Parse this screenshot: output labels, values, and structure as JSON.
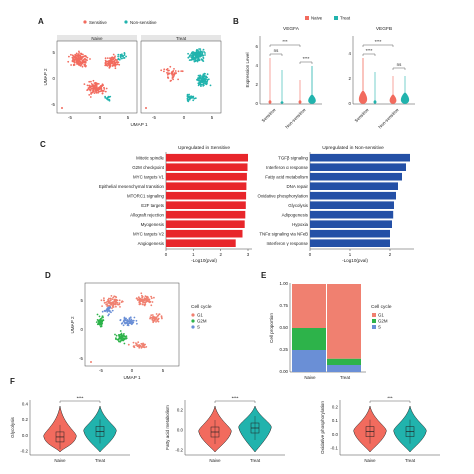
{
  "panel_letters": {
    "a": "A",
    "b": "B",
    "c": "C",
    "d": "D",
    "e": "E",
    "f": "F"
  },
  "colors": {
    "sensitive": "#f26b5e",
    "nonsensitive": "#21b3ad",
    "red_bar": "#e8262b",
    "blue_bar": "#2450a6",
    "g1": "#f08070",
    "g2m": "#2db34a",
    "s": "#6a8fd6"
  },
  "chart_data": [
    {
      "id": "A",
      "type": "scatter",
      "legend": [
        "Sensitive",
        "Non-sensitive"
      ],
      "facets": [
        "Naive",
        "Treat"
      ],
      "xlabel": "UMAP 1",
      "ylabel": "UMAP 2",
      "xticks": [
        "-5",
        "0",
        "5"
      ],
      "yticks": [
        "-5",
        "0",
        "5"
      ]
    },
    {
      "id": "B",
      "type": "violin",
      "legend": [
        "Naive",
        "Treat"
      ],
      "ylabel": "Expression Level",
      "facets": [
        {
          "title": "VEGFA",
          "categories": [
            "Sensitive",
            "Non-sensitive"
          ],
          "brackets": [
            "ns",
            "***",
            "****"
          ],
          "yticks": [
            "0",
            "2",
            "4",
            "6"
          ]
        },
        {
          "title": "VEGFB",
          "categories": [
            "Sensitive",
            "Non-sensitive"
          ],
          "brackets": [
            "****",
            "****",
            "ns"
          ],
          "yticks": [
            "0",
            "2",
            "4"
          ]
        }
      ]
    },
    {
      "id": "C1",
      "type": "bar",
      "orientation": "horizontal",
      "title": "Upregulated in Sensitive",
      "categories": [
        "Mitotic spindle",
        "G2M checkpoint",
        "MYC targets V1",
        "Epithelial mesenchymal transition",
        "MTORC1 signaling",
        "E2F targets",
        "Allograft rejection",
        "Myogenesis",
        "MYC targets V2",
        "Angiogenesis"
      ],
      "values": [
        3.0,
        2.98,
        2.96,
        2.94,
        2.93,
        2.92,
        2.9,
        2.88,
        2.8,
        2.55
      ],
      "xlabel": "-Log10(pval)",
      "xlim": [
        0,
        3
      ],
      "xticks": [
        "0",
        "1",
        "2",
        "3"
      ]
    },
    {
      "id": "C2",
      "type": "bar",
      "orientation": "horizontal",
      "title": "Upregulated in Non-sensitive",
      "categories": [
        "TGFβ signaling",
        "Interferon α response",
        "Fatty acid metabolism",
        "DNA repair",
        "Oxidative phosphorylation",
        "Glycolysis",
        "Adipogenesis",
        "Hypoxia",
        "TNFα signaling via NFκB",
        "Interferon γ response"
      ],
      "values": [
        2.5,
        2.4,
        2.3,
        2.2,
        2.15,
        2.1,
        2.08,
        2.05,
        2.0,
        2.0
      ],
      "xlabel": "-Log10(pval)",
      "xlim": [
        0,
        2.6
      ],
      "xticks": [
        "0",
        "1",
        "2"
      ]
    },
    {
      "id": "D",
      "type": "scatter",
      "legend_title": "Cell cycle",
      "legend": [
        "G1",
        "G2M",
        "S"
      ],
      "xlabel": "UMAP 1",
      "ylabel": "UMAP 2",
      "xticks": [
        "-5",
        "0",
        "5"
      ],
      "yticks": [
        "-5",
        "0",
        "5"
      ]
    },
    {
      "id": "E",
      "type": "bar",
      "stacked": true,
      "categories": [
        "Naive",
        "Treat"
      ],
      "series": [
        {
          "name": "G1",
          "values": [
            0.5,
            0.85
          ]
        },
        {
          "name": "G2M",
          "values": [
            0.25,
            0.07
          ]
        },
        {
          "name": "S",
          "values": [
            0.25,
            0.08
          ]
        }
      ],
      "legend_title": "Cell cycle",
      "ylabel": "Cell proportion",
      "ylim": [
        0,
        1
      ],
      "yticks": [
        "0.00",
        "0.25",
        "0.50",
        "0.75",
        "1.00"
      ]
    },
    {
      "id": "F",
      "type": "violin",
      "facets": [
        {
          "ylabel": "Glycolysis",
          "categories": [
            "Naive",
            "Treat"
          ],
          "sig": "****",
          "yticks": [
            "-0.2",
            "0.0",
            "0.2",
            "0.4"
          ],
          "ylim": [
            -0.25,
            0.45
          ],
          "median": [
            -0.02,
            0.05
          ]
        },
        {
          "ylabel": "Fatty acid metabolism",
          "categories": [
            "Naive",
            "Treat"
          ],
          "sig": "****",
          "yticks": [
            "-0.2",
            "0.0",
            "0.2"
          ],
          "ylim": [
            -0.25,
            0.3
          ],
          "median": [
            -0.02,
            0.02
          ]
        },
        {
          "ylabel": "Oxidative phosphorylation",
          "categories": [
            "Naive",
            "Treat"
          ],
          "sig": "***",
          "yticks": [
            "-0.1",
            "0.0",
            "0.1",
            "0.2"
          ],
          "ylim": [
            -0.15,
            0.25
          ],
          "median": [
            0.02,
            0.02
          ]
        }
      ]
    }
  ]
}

### About this exercise
Write out each entry above once more, exactly as written, and drop the pictures.

### Response box
Parse this screenshot: output labels, values, and structure as JSON.
{
  "panel_letters": {
    "a": "A",
    "b": "B",
    "c": "C",
    "d": "D",
    "e": "E",
    "f": "F"
  },
  "colors": {
    "sensitive": "#f26b5e",
    "nonsensitive": "#21b3ad",
    "red_bar": "#e8262b",
    "blue_bar": "#2450a6",
    "g1": "#f08070",
    "g2m": "#2db34a",
    "s": "#6a8fd6"
  },
  "chart_data": [
    {
      "id": "A",
      "type": "scatter",
      "legend": [
        "Sensitive",
        "Non-sensitive"
      ],
      "facets": [
        "Naive",
        "Treat"
      ],
      "xlabel": "UMAP 1",
      "ylabel": "UMAP 2",
      "xticks": [
        "-5",
        "0",
        "5"
      ],
      "yticks": [
        "-5",
        "0",
        "5"
      ]
    },
    {
      "id": "B",
      "type": "violin",
      "legend": [
        "Naive",
        "Treat"
      ],
      "ylabel": "Expression Level",
      "facets": [
        {
          "title": "VEGFA",
          "categories": [
            "Sensitive",
            "Non-sensitive"
          ],
          "brackets": [
            "ns",
            "***",
            "****"
          ],
          "yticks": [
            "0",
            "2",
            "4",
            "6"
          ]
        },
        {
          "title": "VEGFB",
          "categories": [
            "Sensitive",
            "Non-sensitive"
          ],
          "brackets": [
            "****",
            "****",
            "ns"
          ],
          "yticks": [
            "0",
            "2",
            "4"
          ]
        }
      ]
    },
    {
      "id": "C1",
      "type": "bar",
      "orientation": "horizontal",
      "title": "Upregulated in Sensitive",
      "categories": [
        "Mitotic spindle",
        "G2M checkpoint",
        "MYC targets V1",
        "Epithelial mesenchymal transition",
        "MTORC1 signaling",
        "E2F targets",
        "Allograft rejection",
        "Myogenesis",
        "MYC targets V2",
        "Angiogenesis"
      ],
      "values": [
        3.0,
        2.98,
        2.96,
        2.94,
        2.93,
        2.92,
        2.9,
        2.88,
        2.8,
        2.55
      ],
      "xlabel": "-Log10(pval)",
      "xlim": [
        0,
        3
      ],
      "xticks": [
        "0",
        "1",
        "2",
        "3"
      ]
    },
    {
      "id": "C2",
      "type": "bar",
      "orientation": "horizontal",
      "title": "Upregulated in Non-sensitive",
      "categories": [
        "TGFβ signaling",
        "Interferon α response",
        "Fatty acid metabolism",
        "DNA repair",
        "Oxidative phosphorylation",
        "Glycolysis",
        "Adipogenesis",
        "Hypoxia",
        "TNFα signaling via NFκB",
        "Interferon γ response"
      ],
      "values": [
        2.5,
        2.4,
        2.3,
        2.2,
        2.15,
        2.1,
        2.08,
        2.05,
        2.0,
        2.0
      ],
      "xlabel": "-Log10(pval)",
      "xlim": [
        0,
        2.6
      ],
      "xticks": [
        "0",
        "1",
        "2"
      ]
    },
    {
      "id": "D",
      "type": "scatter",
      "legend_title": "Cell cycle",
      "legend": [
        "G1",
        "G2M",
        "S"
      ],
      "xlabel": "UMAP 1",
      "ylabel": "UMAP 2",
      "xticks": [
        "-5",
        "0",
        "5"
      ],
      "yticks": [
        "-5",
        "0",
        "5"
      ]
    },
    {
      "id": "E",
      "type": "bar",
      "stacked": true,
      "categories": [
        "Naive",
        "Treat"
      ],
      "series": [
        {
          "name": "G1",
          "values": [
            0.5,
            0.85
          ]
        },
        {
          "name": "G2M",
          "values": [
            0.25,
            0.07
          ]
        },
        {
          "name": "S",
          "values": [
            0.25,
            0.08
          ]
        }
      ],
      "legend_title": "Cell cycle",
      "ylabel": "Cell proportion",
      "ylim": [
        0,
        1
      ],
      "yticks": [
        "0.00",
        "0.25",
        "0.50",
        "0.75",
        "1.00"
      ]
    },
    {
      "id": "F",
      "type": "violin",
      "facets": [
        {
          "ylabel": "Glycolysis",
          "categories": [
            "Naive",
            "Treat"
          ],
          "sig": "****",
          "yticks": [
            "-0.2",
            "0.0",
            "0.2",
            "0.4"
          ],
          "ylim": [
            -0.25,
            0.45
          ],
          "median": [
            -0.02,
            0.05
          ]
        },
        {
          "ylabel": "Fatty acid metabolism",
          "categories": [
            "Naive",
            "Treat"
          ],
          "sig": "****",
          "yticks": [
            "-0.2",
            "0.0",
            "0.2"
          ],
          "ylim": [
            -0.25,
            0.3
          ],
          "median": [
            -0.02,
            0.02
          ]
        },
        {
          "ylabel": "Oxidative phosphorylation",
          "categories": [
            "Naive",
            "Treat"
          ],
          "sig": "***",
          "yticks": [
            "-0.1",
            "0.0",
            "0.1",
            "0.2"
          ],
          "ylim": [
            -0.15,
            0.25
          ],
          "median": [
            0.02,
            0.02
          ]
        }
      ]
    }
  ]
}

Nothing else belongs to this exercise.